#### [Passage shown]
Content starts
“Rails & Ties” is the first feature for director Alison Eastwood, offspring of Clint. She’s been around for a while, albeit in front of the camera in some of Daddy’s films like “Midnight in the Garden of Good and Evil.” She’s chosen her material wisely in the form of “Rails & Ties”, a sad and intimate look at a not-so-typical family.
The film follows three people whose lives are disrupted after a tragic train accident. When train conductor Tom (Kevin Bacon) hits and kills a woman who has parked her car with herself and her 11 year old son David (Miles Heizer) inside it, he is forced into taking a break from the job that he loves to recouperate and spend time with his ailing wife Megan (Marcia Gay Harden). Stricken with progressive cancer, Megan and Tom are at odds with how to spend her remaining days, as Tom is content to imagine nothing is wrong and continue to plug along as a train conductor. When David shows up at the couple’s door, Megan has the chance to experience motherhood- something she has always craved. This unconventional family bonds together through tragedy and gives Megan- who lives by Dylan Thomas’ immortal words to “rage against the dying light” finds solace and happiness in her final hours with her new family.
Eastwood does an impressive job with the difficult subject matter and infuses it with subtlety and even humour. A compassionate film, there are similarities in Alison’s style to that of her father Clint’s in both the subject of the American family and the simple and unobtrusive shots.
Content ends
#### [Entries provided]
Content starts
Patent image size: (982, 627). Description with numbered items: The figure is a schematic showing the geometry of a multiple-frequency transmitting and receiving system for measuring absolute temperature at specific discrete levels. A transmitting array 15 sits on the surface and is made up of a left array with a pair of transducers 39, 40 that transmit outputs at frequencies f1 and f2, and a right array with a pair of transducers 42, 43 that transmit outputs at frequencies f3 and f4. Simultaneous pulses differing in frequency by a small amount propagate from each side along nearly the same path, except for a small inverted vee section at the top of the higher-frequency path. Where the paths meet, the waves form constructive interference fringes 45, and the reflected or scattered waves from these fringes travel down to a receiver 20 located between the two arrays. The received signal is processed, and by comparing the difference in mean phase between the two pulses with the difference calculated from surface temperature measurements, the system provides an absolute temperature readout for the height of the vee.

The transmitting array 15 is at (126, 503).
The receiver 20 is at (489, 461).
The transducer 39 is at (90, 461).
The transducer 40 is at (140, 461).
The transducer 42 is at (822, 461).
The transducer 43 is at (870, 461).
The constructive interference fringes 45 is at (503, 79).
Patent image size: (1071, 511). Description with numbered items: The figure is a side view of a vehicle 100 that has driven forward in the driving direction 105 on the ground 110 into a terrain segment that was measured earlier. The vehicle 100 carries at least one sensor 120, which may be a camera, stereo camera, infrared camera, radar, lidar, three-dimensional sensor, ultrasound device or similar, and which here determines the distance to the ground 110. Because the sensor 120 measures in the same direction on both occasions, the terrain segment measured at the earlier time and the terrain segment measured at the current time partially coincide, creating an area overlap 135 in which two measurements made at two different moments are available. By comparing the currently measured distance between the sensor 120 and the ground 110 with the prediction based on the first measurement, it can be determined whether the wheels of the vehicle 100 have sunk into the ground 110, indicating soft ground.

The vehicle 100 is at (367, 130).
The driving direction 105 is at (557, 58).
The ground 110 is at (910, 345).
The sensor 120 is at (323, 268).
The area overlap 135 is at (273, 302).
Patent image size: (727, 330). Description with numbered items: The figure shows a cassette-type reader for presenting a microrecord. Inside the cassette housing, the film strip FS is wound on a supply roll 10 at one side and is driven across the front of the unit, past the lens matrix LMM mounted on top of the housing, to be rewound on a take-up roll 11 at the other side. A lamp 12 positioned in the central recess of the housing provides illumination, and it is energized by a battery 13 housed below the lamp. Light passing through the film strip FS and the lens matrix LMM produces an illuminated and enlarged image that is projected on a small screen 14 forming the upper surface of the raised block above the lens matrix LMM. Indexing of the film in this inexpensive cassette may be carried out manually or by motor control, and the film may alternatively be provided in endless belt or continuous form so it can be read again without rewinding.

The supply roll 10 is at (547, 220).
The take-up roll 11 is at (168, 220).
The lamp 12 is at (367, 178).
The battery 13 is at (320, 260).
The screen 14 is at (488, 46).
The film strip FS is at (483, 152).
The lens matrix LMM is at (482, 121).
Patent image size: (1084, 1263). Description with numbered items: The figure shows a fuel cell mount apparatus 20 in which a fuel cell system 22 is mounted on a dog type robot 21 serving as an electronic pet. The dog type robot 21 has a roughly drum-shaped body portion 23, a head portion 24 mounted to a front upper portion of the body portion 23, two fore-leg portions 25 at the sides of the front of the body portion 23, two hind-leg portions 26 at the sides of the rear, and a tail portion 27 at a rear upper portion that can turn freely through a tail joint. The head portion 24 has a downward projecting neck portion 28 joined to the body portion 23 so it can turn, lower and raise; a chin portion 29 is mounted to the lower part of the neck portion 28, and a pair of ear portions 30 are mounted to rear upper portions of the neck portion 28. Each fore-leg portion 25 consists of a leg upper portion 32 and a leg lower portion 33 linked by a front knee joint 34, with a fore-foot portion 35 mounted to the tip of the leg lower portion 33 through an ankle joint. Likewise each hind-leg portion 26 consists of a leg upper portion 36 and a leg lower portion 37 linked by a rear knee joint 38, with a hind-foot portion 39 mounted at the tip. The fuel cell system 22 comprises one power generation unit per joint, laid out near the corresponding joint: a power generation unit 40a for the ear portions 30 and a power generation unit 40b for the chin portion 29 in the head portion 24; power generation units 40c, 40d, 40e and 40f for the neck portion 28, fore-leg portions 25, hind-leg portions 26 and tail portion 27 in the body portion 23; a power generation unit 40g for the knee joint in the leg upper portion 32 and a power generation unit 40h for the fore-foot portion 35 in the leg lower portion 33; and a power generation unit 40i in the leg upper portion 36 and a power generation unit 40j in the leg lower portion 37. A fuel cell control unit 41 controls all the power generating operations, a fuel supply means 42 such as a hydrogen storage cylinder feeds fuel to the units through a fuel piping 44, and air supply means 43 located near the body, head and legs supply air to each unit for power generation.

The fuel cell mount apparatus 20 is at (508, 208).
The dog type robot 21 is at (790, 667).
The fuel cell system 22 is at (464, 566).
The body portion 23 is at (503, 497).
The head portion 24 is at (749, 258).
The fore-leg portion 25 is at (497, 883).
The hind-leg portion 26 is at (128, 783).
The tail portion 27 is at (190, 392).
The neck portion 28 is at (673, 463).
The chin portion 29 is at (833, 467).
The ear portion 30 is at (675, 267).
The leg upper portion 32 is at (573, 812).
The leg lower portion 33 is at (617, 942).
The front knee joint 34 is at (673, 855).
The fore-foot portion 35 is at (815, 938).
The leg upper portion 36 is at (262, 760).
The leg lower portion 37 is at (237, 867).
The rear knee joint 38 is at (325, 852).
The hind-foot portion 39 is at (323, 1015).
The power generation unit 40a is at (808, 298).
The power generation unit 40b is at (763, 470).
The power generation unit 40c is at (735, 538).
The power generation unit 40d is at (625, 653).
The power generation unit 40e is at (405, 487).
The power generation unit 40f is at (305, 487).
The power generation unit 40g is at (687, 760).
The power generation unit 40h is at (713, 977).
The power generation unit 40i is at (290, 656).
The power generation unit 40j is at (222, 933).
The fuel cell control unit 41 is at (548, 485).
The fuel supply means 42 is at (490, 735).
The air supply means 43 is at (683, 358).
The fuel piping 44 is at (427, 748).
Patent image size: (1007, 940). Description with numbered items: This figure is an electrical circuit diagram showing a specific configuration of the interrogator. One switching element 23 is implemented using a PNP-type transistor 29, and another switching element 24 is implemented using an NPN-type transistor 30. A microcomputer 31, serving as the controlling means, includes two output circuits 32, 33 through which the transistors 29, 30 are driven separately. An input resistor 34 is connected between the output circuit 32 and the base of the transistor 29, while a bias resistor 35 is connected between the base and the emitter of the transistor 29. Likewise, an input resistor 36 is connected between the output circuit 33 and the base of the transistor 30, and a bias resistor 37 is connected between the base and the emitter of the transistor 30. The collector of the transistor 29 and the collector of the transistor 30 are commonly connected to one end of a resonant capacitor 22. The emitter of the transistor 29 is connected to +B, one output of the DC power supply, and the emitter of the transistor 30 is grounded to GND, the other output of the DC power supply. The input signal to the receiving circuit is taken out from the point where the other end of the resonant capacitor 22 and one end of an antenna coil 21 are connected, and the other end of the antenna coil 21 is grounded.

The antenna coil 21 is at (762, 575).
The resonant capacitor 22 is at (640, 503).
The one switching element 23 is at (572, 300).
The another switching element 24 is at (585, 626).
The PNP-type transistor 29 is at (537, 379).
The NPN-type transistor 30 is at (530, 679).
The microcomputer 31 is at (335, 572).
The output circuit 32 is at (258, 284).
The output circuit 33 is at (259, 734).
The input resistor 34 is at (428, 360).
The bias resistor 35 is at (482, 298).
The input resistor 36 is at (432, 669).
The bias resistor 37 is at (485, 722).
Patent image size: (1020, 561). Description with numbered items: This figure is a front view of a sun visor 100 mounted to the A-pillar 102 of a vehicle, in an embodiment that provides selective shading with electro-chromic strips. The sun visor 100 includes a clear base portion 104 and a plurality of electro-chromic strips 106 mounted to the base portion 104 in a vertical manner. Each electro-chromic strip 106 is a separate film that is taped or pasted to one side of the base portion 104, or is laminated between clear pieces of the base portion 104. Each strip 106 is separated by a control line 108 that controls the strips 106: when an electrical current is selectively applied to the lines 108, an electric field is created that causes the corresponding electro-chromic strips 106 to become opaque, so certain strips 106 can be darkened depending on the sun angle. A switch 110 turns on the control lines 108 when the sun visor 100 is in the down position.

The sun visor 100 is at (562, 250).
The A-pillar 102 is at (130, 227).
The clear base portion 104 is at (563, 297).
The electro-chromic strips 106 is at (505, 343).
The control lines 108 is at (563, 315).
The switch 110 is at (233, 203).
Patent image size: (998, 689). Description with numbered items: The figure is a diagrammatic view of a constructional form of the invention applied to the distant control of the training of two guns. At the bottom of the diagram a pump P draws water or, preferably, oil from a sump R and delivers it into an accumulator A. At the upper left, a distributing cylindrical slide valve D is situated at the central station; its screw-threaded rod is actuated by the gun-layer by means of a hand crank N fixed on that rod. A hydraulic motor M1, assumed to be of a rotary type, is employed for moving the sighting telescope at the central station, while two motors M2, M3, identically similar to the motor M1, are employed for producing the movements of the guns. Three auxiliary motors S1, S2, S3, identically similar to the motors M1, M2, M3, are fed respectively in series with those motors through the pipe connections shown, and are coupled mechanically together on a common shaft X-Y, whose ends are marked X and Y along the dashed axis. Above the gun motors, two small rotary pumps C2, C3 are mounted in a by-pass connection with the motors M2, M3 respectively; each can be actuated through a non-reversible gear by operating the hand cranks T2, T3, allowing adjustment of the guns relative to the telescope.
Content ends
#### [To do]
#1 Please copy the review of “Rails & Ties” word for word, beginning at the words "Eastwood does an" and stopping after "and unobtrusive shots.".
#2 Decide whether each statement agrees with the review of “Rails & Ties”, answering yes or no and quoting the words of the review that decide it: (a) Tom works as a train conductor. (b) David is 12 years old. (c) Megan has long wanted to be a mother.

#### [Replies]
#1
Eastwood does an impressive job with the difficult subject matter and infuses it with subtlety and even humour. A compassionate film, there are similarities in Alison’s style to that of her father Clint’s in both the subject of the American family and the simple and unobtrusive shots.

#2
(a) Yes: "train conductor Tom (Kevin Bacon)"
(b) No: "her 11 year old son David (Miles Heizer)"
(c) Yes: "Megan has the chance to experience motherhood- something she has always craved."